PROVIDED ENTRIES START

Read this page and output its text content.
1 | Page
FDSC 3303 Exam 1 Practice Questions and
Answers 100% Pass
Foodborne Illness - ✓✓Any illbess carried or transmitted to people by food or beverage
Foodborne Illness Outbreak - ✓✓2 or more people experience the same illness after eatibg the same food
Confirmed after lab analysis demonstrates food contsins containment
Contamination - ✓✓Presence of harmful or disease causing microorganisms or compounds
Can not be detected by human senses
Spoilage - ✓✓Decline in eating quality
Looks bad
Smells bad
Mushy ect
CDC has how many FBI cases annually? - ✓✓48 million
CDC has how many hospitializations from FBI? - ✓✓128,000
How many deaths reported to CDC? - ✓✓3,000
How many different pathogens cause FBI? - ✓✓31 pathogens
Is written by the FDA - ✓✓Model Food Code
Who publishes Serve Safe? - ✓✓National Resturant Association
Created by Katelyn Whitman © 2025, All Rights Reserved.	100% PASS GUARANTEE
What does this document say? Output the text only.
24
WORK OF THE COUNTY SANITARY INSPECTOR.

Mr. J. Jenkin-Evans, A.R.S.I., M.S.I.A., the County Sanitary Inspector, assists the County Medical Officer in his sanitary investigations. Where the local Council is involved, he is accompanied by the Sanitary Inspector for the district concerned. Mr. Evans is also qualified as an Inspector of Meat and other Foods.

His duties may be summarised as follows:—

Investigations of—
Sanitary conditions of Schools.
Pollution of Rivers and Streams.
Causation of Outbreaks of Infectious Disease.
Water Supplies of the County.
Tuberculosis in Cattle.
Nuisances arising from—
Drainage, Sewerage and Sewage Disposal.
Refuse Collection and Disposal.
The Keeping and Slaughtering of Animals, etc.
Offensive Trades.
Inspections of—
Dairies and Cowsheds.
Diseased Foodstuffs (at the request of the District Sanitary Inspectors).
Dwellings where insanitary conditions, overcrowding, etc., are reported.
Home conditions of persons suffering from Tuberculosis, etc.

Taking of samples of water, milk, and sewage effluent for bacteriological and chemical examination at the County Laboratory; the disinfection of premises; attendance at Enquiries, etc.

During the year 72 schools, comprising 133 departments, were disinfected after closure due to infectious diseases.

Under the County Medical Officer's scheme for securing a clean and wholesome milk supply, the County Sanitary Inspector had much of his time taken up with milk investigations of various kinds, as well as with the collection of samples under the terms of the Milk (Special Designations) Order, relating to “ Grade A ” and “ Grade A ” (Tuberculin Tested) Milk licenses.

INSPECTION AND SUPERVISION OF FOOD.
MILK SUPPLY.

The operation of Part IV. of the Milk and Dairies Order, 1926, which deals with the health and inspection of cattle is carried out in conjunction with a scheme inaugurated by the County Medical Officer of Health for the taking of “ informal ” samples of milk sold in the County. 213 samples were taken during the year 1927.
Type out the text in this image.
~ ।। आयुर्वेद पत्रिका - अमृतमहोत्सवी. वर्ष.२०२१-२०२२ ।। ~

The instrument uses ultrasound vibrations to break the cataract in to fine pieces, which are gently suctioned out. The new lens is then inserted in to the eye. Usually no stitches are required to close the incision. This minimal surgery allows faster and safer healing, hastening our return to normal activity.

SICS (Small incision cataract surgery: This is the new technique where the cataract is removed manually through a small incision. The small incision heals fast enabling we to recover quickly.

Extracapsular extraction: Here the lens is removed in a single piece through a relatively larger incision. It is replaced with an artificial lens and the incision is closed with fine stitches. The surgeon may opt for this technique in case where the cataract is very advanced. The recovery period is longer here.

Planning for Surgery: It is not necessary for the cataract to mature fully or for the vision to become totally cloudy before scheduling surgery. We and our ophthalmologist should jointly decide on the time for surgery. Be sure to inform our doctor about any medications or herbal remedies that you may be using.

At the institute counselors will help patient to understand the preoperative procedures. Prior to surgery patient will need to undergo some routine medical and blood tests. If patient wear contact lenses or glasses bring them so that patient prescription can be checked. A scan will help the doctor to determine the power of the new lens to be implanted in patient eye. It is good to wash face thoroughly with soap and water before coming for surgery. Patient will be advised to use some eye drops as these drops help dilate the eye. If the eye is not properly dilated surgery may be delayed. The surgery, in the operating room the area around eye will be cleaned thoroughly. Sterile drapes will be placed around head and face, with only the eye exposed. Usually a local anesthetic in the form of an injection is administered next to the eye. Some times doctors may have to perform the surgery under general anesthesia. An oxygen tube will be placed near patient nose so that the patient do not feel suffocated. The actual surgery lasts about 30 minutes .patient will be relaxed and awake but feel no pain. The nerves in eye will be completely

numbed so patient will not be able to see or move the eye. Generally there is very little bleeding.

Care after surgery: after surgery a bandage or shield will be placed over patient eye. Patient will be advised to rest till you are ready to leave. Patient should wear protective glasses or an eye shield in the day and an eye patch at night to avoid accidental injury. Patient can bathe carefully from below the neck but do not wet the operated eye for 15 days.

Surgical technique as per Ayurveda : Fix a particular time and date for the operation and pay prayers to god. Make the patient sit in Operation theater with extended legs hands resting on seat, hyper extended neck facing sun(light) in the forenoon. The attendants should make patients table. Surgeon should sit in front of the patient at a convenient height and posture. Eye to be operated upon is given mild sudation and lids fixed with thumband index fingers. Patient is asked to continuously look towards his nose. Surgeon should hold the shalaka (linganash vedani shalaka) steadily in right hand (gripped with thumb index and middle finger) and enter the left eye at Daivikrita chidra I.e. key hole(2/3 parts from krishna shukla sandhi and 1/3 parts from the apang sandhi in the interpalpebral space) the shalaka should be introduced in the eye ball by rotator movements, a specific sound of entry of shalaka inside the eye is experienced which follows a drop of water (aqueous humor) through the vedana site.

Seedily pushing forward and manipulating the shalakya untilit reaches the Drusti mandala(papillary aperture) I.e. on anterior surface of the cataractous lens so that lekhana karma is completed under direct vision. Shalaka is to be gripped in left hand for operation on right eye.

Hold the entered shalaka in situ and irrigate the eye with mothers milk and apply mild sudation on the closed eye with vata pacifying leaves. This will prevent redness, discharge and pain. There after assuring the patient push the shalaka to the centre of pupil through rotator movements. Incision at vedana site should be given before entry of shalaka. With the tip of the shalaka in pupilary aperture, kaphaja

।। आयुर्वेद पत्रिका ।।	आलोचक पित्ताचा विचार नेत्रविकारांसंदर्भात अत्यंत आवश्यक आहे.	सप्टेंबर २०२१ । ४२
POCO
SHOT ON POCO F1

PROVIDED ENTRIES END

**ASSIGNMENT**
Please repeat each line above exactly.

**ANSWER TO THIS TASK**
Read this page and output its text content.
1 | Page
FDSC 3303 Exam 1 Practice Questions and
Answers 100% Pass
Foodborne Illness - ✓✓Any illbess carried or transmitted to people by food or beverage
Foodborne Illness Outbreak - ✓✓2 or more people experience the same illness after eatibg the same food
Confirmed after lab analysis demonstrates food contsins containment
Contamination - ✓✓Presence of harmful or disease causing microorganisms or compounds
Can not be detected by human senses
Spoilage - ✓✓Decline in eating quality
Looks bad
Smells bad
Mushy ect
CDC has how many FBI cases annually? - ✓✓48 million
CDC has how many hospitializations from FBI? - ✓✓128,000
How many deaths reported to CDC? - ✓✓3,000
How many different pathogens cause FBI? - ✓✓31 pathogens
Is written by the FDA - ✓✓Model Food Code
Who publishes Serve Safe? - ✓✓National Resturant Association
Created by Katelyn Whitman © 2025, All Rights Reserved.	100% PASS GUARANTEE
What does this document say? Output the text only.
24
WORK OF THE COUNTY SANITARY INSPECTOR.

Mr. J. Jenkin-Evans, A.R.S.I., M.S.I.A., the County Sanitary Inspector, assists the County Medical Officer in his sanitary investigations. Where the local Council is involved, he is accompanied by the Sanitary Inspector for the district concerned. Mr. Evans is also qualified as an Inspector of Meat and other Foods.

His duties may be summarised as follows:—

Investigations of—
Sanitary conditions of Schools.
Pollution of Rivers and Streams.
Causation of Outbreaks of Infectious Disease.
Water Supplies of the County.
Tuberculosis in Cattle.
Nuisances arising from—
Drainage, Sewerage and Sewage Disposal.
Refuse Collection and Disposal.
The Keeping and Slaughtering of Animals, etc.
Offensive Trades.
Inspections of—
Dairies and Cowsheds.
Diseased Foodstuffs (at the request of the District Sanitary Inspectors).
Dwellings where insanitary conditions, overcrowding, etc., are reported.
Home conditions of persons suffering from Tuberculosis, etc.

Taking of samples of water, milk, and sewage effluent for bacteriological and chemical examination at the County Laboratory; the disinfection of premises; attendance at Enquiries, etc.

During the year 72 schools, comprising 133 departments, were disinfected after closure due to infectious diseases.

Under the County Medical Officer's scheme for securing a clean and wholesome milk supply, the County Sanitary Inspector had much of his time taken up with milk investigations of various kinds, as well as with the collection of samples under the terms of the Milk (Special Designations) Order, relating to “ Grade A ” and “ Grade A ” (Tuberculin Tested) Milk licenses.

INSPECTION AND SUPERVISION OF FOOD.
MILK SUPPLY.

The operation of Part IV. of the Milk and Dairies Order, 1926, which deals with the health and inspection of cattle is carried out in conjunction with a scheme inaugurated by the County Medical Officer of Health for the taking of “ informal ” samples of milk sold in the County. 213 samples were taken during the year 1927.
Type out the text in this image.
~ ।। आयुर्वेद पत्रिका - अमृतमहोत्सवी. वर्ष.२०२१-२०२२ ।। ~

The instrument uses ultrasound vibrations to break the cataract in to fine pieces, which are gently suctioned out. The new lens is then inserted in to the eye. Usually no stitches are required to close the incision. This minimal surgery allows faster and safer healing, hastening our return to normal activity.

SICS (Small incision cataract surgery: This is the new technique where the cataract is removed manually through a small incision. The small incision heals fast enabling we to recover quickly.

Extracapsular extraction: Here the lens is removed in a single piece through a relatively larger incision. It is replaced with an artificial lens and the incision is closed with fine stitches. The surgeon may opt for this technique in case where the cataract is very advanced. The recovery period is longer here.

Planning for Surgery: It is not necessary for the cataract to mature fully or for the vision to become totally cloudy before scheduling surgery. We and our ophthalmologist should jointly decide on the time for surgery. Be sure to inform our doctor about any medications or herbal remedies that you may be using.

At the institute counselors will help patient to understand the preoperative procedures. Prior to surgery patient will need to undergo some routine medical and blood tests. If patient wear contact lenses or glasses bring them so that patient prescription can be checked. A scan will help the doctor to determine the power of the new lens to be implanted in patient eye. It is good to wash face thoroughly with soap and water before coming for surgery. Patient will be advised to use some eye drops as these drops help dilate the eye. If the eye is not properly dilated surgery may be delayed. The surgery, in the operating room the area around eye will be cleaned thoroughly. Sterile drapes will be placed around head and face, with only the eye exposed. Usually a local anesthetic in the form of an injection is administered next to the eye. Some times doctors may have to perform the surgery under general anesthesia. An oxygen tube will be placed near patient nose so that the patient do not feel suffocated. The actual surgery lasts about 30 minutes .patient will be relaxed and awake but feel no pain. The nerves in eye will be completely

numbed so patient will not be able to see or move the eye. Generally there is very little bleeding.

Care after surgery: after surgery a bandage or shield will be placed over patient eye. Patient will be advised to rest till you are ready to leave. Patient should wear protective glasses or an eye shield in the day and an eye patch at night to avoid accidental injury. Patient can bathe carefully from below the neck but do not wet the operated eye for 15 days.

Surgical technique as per Ayurveda : Fix a particular time and date for the operation and pay prayers to god. Make the patient sit in Operation theater with extended legs hands resting on seat, hyper extended neck facing sun(light) in the forenoon. The attendants should make patients table. Surgeon should sit in front of the patient at a convenient height and posture. Eye to be operated upon is given mild sudation and lids fixed with thumband index fingers. Patient is asked to continuously look towards his nose. Surgeon should hold the shalaka (linganash vedani shalaka) steadily in right hand (gripped with thumb index and middle finger) and enter the left eye at Daivikrita chidra I.e. key hole(2/3 parts from krishna shukla sandhi and 1/3 parts from the apang sandhi in the interpalpebral space) the shalaka should be introduced in the eye ball by rotator movements, a specific sound of entry of shalaka inside the eye is experienced which follows a drop of water (aqueous humor) through the vedana site.

Seedily pushing forward and manipulating the shalakya untilit reaches the Drusti mandala(papillary aperture) I.e. on anterior surface of the cataractous lens so that lekhana karma is completed under direct vision. Shalaka is to be gripped in left hand for operation on right eye.

Hold the entered shalaka in situ and irrigate the eye with mothers milk and apply mild sudation on the closed eye with vata pacifying leaves. This will prevent redness, discharge and pain. There after assuring the patient push the shalaka to the centre of pupil through rotator movements. Incision at vedana site should be given before entry of shalaka. With the tip of the shalaka in pupilary aperture, kaphaja

।। आयुर्वेद पत्रिका ।।	आलोचक पित्ताचा विचार नेत्रविकारांसंदर्भात अत्यंत आवश्यक आहे.	सप्टेंबर २०२१ । ४२
POCO
SHOT ON POCO F1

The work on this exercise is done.